Task statement:
Copy every entry exactly as given, minus the images.

Input:
···

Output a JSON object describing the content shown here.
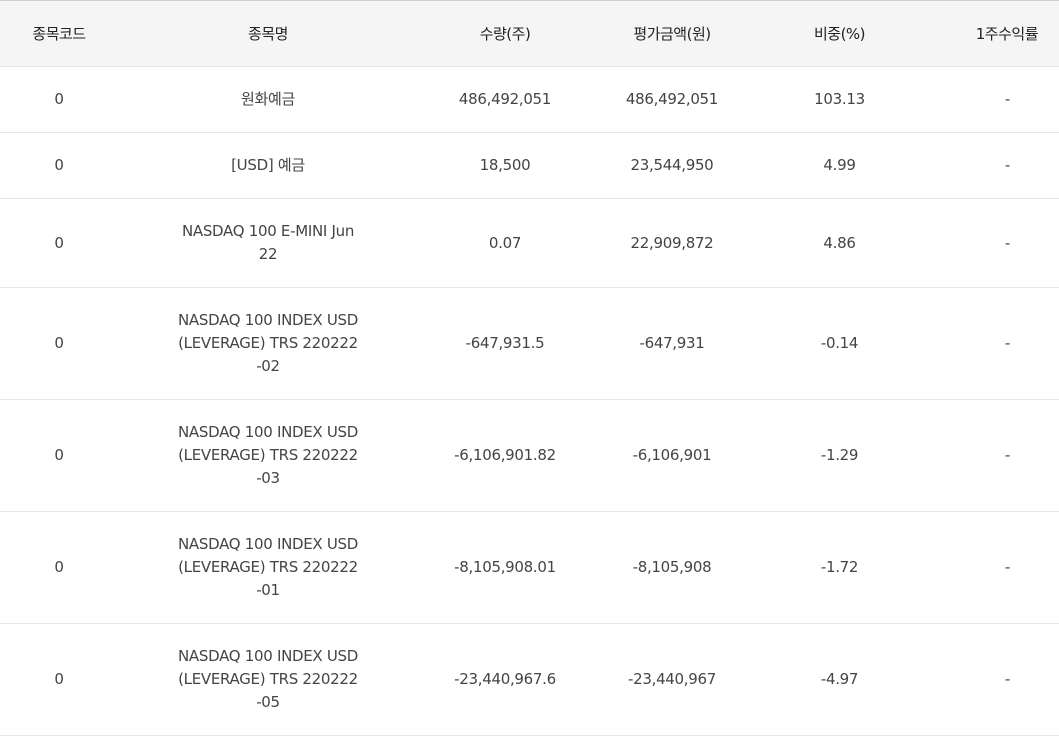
{
  "table": {
    "headers": [
      "종목코드",
      "종목명",
      "수량(주)",
      "평가금액(원)",
      "비중(%)",
      "1주수익률"
    ],
    "rows": [
      {
        "code": "0",
        "name": "원화예금",
        "qty": "486,492,051",
        "value": "486,492,051",
        "weight": "103.13",
        "ret": "-"
      },
      {
        "code": "0",
        "name": "[USD] 예금",
        "qty": "18,500",
        "value": "23,544,950",
        "weight": "4.99",
        "ret": "-"
      },
      {
        "code": "0",
        "name": "NASDAQ 100 E-MINI Jun 22",
        "qty": "0.07",
        "value": "22,909,872",
        "weight": "4.86",
        "ret": "-"
      },
      {
        "code": "0",
        "name": "NASDAQ 100 INDEX USD (LEVERAGE) TRS 220222 -02",
        "qty": "-647,931.5",
        "value": "-647,931",
        "weight": "-0.14",
        "ret": "-"
      },
      {
        "code": "0",
        "name": "NASDAQ 100 INDEX USD (LEVERAGE) TRS 220222 -03",
        "qty": "-6,106,901.82",
        "value": "-6,106,901",
        "weight": "-1.29",
        "ret": "-"
      },
      {
        "code": "0",
        "name": "NASDAQ 100 INDEX USD (LEVERAGE) TRS 220222 -01",
        "qty": "-8,105,908.01",
        "value": "-8,105,908",
        "weight": "-1.72",
        "ret": "-"
      },
      {
        "code": "0",
        "name": "NASDAQ 100 INDEX USD (LEVERAGE) TRS 220222 -05",
        "qty": "-23,440,967.6",
        "value": "-23,440,967",
        "weight": "-4.97",
        "ret": "-"
      }
    ]
  }
}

···

Solved exercise:
Output a JSON object describing the content shown here.
{
  "table": {
    "headers": [
      "종목코드",
      "종목명",
      "수량(주)",
      "평가금액(원)",
      "비중(%)",
      "1주수익률"
    ],
    "rows": [
      {
        "code": "0",
        "name": "원화예금",
        "qty": "486,492,051",
        "value": "486,492,051",
        "weight": "103.13",
        "ret": "-"
      },
      {
        "code": "0",
        "name": "[USD] 예금",
        "qty": "18,500",
        "value": "23,544,950",
        "weight": "4.99",
        "ret": "-"
      },
      {
        "code": "0",
        "name": "NASDAQ 100 E-MINI Jun 22",
        "qty": "0.07",
        "value": "22,909,872",
        "weight": "4.86",
        "ret": "-"
      },
      {
        "code": "0",
        "name": "NASDAQ 100 INDEX USD (LEVERAGE) TRS 220222 -02",
        "qty": "-647,931.5",
        "value": "-647,931",
        "weight": "-0.14",
        "ret": "-"
      },
      {
        "code": "0",
        "name": "NASDAQ 100 INDEX USD (LEVERAGE) TRS 220222 -03",
        "qty": "-6,106,901.82",
        "value": "-6,106,901",
        "weight": "-1.29",
        "ret": "-"
      },
      {
        "code": "0",
        "name": "NASDAQ 100 INDEX USD (LEVERAGE) TRS 220222 -01",
        "qty": "-8,105,908.01",
        "value": "-8,105,908",
        "weight": "-1.72",
        "ret": "-"
      },
      {
        "code": "0",
        "name": "NASDAQ 100 INDEX USD (LEVERAGE) TRS 220222 -05",
        "qty": "-23,440,967.6",
        "value": "-23,440,967",
        "weight": "-4.97",
        "ret": "-"
      }
    ]
  }
}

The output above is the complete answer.